▸ **Records shown**
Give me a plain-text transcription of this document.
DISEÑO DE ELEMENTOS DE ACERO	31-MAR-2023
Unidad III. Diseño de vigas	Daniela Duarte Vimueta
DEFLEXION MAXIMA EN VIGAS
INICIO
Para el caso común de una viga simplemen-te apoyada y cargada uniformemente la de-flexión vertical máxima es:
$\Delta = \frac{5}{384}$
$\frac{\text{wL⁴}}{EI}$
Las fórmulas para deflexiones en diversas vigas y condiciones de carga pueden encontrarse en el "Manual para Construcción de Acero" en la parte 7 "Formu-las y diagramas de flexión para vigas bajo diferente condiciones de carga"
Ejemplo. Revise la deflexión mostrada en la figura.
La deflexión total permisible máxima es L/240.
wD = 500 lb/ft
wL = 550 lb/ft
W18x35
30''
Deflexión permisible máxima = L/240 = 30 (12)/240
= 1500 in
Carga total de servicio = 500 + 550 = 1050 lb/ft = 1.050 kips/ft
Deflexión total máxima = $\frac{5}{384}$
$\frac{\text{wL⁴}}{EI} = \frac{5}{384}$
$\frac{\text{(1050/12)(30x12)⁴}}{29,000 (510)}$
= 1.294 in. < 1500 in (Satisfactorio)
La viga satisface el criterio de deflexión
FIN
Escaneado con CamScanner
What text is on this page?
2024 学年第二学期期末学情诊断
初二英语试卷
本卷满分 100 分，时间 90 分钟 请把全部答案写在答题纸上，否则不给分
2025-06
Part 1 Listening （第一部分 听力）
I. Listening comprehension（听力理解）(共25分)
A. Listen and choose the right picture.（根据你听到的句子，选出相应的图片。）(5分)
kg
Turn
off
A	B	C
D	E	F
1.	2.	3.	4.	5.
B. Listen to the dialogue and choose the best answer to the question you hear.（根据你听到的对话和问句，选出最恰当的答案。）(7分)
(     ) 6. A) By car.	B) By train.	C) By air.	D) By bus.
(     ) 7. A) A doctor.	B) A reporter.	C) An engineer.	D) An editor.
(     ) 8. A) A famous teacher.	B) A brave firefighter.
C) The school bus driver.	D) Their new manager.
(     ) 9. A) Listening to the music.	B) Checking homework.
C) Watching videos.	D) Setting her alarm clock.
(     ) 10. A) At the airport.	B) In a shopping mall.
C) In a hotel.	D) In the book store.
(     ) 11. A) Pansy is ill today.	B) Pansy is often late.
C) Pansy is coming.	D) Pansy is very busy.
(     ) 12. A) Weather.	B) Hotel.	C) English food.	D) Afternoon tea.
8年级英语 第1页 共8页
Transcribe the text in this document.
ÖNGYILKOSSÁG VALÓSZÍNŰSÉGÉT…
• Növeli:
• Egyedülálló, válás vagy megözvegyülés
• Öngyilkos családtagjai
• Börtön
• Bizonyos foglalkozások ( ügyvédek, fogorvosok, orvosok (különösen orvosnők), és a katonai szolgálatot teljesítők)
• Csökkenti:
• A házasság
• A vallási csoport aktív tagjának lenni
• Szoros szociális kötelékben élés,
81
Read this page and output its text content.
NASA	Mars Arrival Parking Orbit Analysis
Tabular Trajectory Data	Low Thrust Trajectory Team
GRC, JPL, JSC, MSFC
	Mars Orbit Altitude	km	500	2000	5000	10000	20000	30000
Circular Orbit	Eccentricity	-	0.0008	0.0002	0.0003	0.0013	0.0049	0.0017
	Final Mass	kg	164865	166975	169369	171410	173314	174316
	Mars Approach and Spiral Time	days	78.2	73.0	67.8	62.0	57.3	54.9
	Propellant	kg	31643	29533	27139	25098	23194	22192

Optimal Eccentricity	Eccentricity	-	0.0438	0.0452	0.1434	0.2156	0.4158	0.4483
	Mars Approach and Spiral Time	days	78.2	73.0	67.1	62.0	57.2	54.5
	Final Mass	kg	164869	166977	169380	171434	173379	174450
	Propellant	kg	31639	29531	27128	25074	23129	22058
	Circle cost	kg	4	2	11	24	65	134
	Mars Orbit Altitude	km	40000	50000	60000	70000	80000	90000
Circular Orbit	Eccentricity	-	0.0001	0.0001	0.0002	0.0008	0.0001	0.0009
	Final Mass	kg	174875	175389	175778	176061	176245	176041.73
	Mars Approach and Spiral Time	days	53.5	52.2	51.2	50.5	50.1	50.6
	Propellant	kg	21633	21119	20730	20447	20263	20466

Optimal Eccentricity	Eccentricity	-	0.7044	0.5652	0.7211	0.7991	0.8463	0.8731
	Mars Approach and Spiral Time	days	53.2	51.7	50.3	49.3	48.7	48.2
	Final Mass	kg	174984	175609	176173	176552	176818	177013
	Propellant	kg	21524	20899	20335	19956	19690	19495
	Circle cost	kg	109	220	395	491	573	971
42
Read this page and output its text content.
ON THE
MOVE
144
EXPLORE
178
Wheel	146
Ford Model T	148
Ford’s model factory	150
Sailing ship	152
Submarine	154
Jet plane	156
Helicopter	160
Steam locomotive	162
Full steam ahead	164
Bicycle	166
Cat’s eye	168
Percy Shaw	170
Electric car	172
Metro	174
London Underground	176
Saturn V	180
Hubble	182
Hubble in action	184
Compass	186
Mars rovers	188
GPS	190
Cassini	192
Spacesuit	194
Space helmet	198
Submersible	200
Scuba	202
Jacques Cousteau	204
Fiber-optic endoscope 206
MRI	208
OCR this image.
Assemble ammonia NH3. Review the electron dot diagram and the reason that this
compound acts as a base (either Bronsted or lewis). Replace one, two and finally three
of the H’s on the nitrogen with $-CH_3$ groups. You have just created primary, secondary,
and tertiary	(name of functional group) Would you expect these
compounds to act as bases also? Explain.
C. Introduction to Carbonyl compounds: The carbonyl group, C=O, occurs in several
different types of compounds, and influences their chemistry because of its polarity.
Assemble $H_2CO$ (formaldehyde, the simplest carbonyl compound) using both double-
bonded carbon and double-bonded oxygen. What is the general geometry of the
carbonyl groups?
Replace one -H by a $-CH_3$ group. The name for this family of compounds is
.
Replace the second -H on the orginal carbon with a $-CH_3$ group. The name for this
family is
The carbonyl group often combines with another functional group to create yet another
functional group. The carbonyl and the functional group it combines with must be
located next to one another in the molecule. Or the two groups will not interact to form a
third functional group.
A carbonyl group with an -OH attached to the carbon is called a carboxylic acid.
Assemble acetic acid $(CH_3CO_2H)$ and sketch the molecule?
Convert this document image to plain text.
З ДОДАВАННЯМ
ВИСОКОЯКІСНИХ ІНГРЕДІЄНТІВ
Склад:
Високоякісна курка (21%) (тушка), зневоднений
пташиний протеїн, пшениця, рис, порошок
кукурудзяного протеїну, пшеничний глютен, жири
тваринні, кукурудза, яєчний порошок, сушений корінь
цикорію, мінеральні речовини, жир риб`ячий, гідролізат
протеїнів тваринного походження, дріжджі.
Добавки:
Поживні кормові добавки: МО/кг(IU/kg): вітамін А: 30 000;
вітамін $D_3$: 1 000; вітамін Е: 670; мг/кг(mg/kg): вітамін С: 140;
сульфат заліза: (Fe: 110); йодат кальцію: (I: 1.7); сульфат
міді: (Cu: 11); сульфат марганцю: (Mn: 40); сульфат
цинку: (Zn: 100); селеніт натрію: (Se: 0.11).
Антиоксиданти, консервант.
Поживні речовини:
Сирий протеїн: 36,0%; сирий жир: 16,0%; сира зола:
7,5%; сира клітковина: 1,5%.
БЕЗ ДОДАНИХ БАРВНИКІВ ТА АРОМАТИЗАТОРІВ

▸ **Stated exercise**
Word for word, write out all of the data above.

▸ **Complete output**
Give me a plain-text transcription of this document.
DISEÑO DE ELEMENTOS DE ACERO	31-MAR-2023
Unidad III. Diseño de vigas	Daniela Duarte Vimueta
DEFLEXION MAXIMA EN VIGAS
INICIO
Para el caso común de una viga simplemen-te apoyada y cargada uniformemente la de-flexión vertical máxima es:
$\Delta = \frac{5}{384}$
$\frac{\text{wL⁴}}{EI}$
Las fórmulas para deflexiones en diversas vigas y condiciones de carga pueden encontrarse en el "Manual para Construcción de Acero" en la parte 7 "Formu-las y diagramas de flexión para vigas bajo diferente condiciones de carga"
Ejemplo. Revise la deflexión mostrada en la figura.
La deflexión total permisible máxima es L/240.
wD = 500 lb/ft
wL = 550 lb/ft
W18x35
30''
Deflexión permisible máxima = L/240 = 30 (12)/240
= 1500 in
Carga total de servicio = 500 + 550 = 1050 lb/ft = 1.050 kips/ft
Deflexión total máxima = $\frac{5}{384}$
$\frac{\text{wL⁴}}{EI} = \frac{5}{384}$
$\frac{\text{(1050/12)(30x12)⁴}}{29,000 (510)}$
= 1.294 in. < 1500 in (Satisfactorio)
La viga satisface el criterio de deflexión
FIN
Escaneado con CamScanner
What text is on this page?
2024 学年第二学期期末学情诊断
初二英语试卷
本卷满分 100 分，时间 90 分钟 请把全部答案写在答题纸上，否则不给分
2025-06
Part 1 Listening （第一部分 听力）
I. Listening comprehension（听力理解）(共25分)
A. Listen and choose the right picture.（根据你听到的句子，选出相应的图片。）(5分)
kg
Turn
off
A	B	C
D	E	F
1.	2.	3.	4.	5.
B. Listen to the dialogue and choose the best answer to the question you hear.（根据你听到的对话和问句，选出最恰当的答案。）(7分)
(     ) 6. A) By car.	B) By train.	C) By air.	D) By bus.
(     ) 7. A) A doctor.	B) A reporter.	C) An engineer.	D) An editor.
(     ) 8. A) A famous teacher.	B) A brave firefighter.
C) The school bus driver.	D) Their new manager.
(     ) 9. A) Listening to the music.	B) Checking homework.
C) Watching videos.	D) Setting her alarm clock.
(     ) 10. A) At the airport.	B) In a shopping mall.
C) In a hotel.	D) In the book store.
(     ) 11. A) Pansy is ill today.	B) Pansy is often late.
C) Pansy is coming.	D) Pansy is very busy.
(     ) 12. A) Weather.	B) Hotel.	C) English food.	D) Afternoon tea.
8年级英语 第1页 共8页
Transcribe the text in this document.
ÖNGYILKOSSÁG VALÓSZÍNŰSÉGÉT…
• Növeli:
• Egyedülálló, válás vagy megözvegyülés
• Öngyilkos családtagjai
• Börtön
• Bizonyos foglalkozások ( ügyvédek, fogorvosok, orvosok (különösen orvosnők), és a katonai szolgálatot teljesítők)
• Csökkenti:
• A házasság
• A vallási csoport aktív tagjának lenni
• Szoros szociális kötelékben élés,
81
Read this page and output its text content.
NASA	Mars Arrival Parking Orbit Analysis
Tabular Trajectory Data	Low Thrust Trajectory Team
GRC, JPL, JSC, MSFC
	Mars Orbit Altitude	km	500	2000	5000	10000	20000	30000
Circular Orbit	Eccentricity	-	0.0008	0.0002	0.0003	0.0013	0.0049	0.0017
	Final Mass	kg	164865	166975	169369	171410	173314	174316
	Mars Approach and Spiral Time	days	78.2	73.0	67.8	62.0	57.3	54.9
	Propellant	kg	31643	29533	27139	25098	23194	22192

Optimal Eccentricity	Eccentricity	-	0.0438	0.0452	0.1434	0.2156	0.4158	0.4483
	Mars Approach and Spiral Time	days	78.2	73.0	67.1	62.0	57.2	54.5
	Final Mass	kg	164869	166977	169380	171434	173379	174450
	Propellant	kg	31639	29531	27128	25074	23129	22058
	Circle cost	kg	4	2	11	24	65	134
	Mars Orbit Altitude	km	40000	50000	60000	70000	80000	90000
Circular Orbit	Eccentricity	-	0.0001	0.0001	0.0002	0.0008	0.0001	0.0009
	Final Mass	kg	174875	175389	175778	176061	176245	176041.73
	Mars Approach and Spiral Time	days	53.5	52.2	51.2	50.5	50.1	50.6
	Propellant	kg	21633	21119	20730	20447	20263	20466

Optimal Eccentricity	Eccentricity	-	0.7044	0.5652	0.7211	0.7991	0.8463	0.8731
	Mars Approach and Spiral Time	days	53.2	51.7	50.3	49.3	48.7	48.2
	Final Mass	kg	174984	175609	176173	176552	176818	177013
	Propellant	kg	21524	20899	20335	19956	19690	19495
	Circle cost	kg	109	220	395	491	573	971
42
Read this page and output its text content.
ON THE
MOVE
144
EXPLORE
178
Wheel	146
Ford Model T	148
Ford’s model factory	150
Sailing ship	152
Submarine	154
Jet plane	156
Helicopter	160
Steam locomotive	162
Full steam ahead	164
Bicycle	166
Cat’s eye	168
Percy Shaw	170
Electric car	172
Metro	174
London Underground	176
Saturn V	180
Hubble	182
Hubble in action	184
Compass	186
Mars rovers	188
GPS	190
Cassini	192
Spacesuit	194
Space helmet	198
Submersible	200
Scuba	202
Jacques Cousteau	204
Fiber-optic endoscope 206
MRI	208
OCR this image.
Assemble ammonia NH3. Review the electron dot diagram and the reason that this
compound acts as a base (either Bronsted or lewis). Replace one, two and finally three
of the H’s on the nitrogen with $-CH_3$ groups. You have just created primary, secondary,
and tertiary	(name of functional group) Would you expect these
compounds to act as bases also? Explain.
C. Introduction to Carbonyl compounds: The carbonyl group, C=O, occurs in several
different types of compounds, and influences their chemistry because of its polarity.
Assemble $H_2CO$ (formaldehyde, the simplest carbonyl compound) using both double-
bonded carbon and double-bonded oxygen. What is the general geometry of the
carbonyl groups?
Replace one -H by a $-CH_3$ group. The name for this family of compounds is
.
Replace the second -H on the orginal carbon with a $-CH_3$ group. The name for this
family is
The carbonyl group often combines with another functional group to create yet another
functional group. The carbonyl and the functional group it combines with must be
located next to one another in the molecule. Or the two groups will not interact to form a
third functional group.
A carbonyl group with an -OH attached to the carbon is called a carboxylic acid.
Assemble acetic acid $(CH_3CO_2H)$ and sketch the molecule?
Convert this document image to plain text.
З ДОДАВАННЯМ
ВИСОКОЯКІСНИХ ІНГРЕДІЄНТІВ
Склад:
Високоякісна курка (21%) (тушка), зневоднений
пташиний протеїн, пшениця, рис, порошок
кукурудзяного протеїну, пшеничний глютен, жири
тваринні, кукурудза, яєчний порошок, сушений корінь
цикорію, мінеральні речовини, жир риб`ячий, гідролізат
протеїнів тваринного походження, дріжджі.
Добавки:
Поживні кормові добавки: МО/кг(IU/kg): вітамін А: 30 000;
вітамін $D_3$: 1 000; вітамін Е: 670; мг/кг(mg/kg): вітамін С: 140;
сульфат заліза: (Fe: 110); йодат кальцію: (I: 1.7); сульфат
міді: (Cu: 11); сульфат марганцю: (Mn: 40); сульфат
цинку: (Zn: 100); селеніт натрію: (Se: 0.11).
Антиоксиданти, консервант.
Поживні речовини:
Сирий протеїн: 36,0%; сирий жир: 16,0%; сира зола:
7,5%; сира клітковина: 1,5%.
БЕЗ ДОДАНИХ БАРВНИКІВ ТА АРОМАТИЗАТОРІВ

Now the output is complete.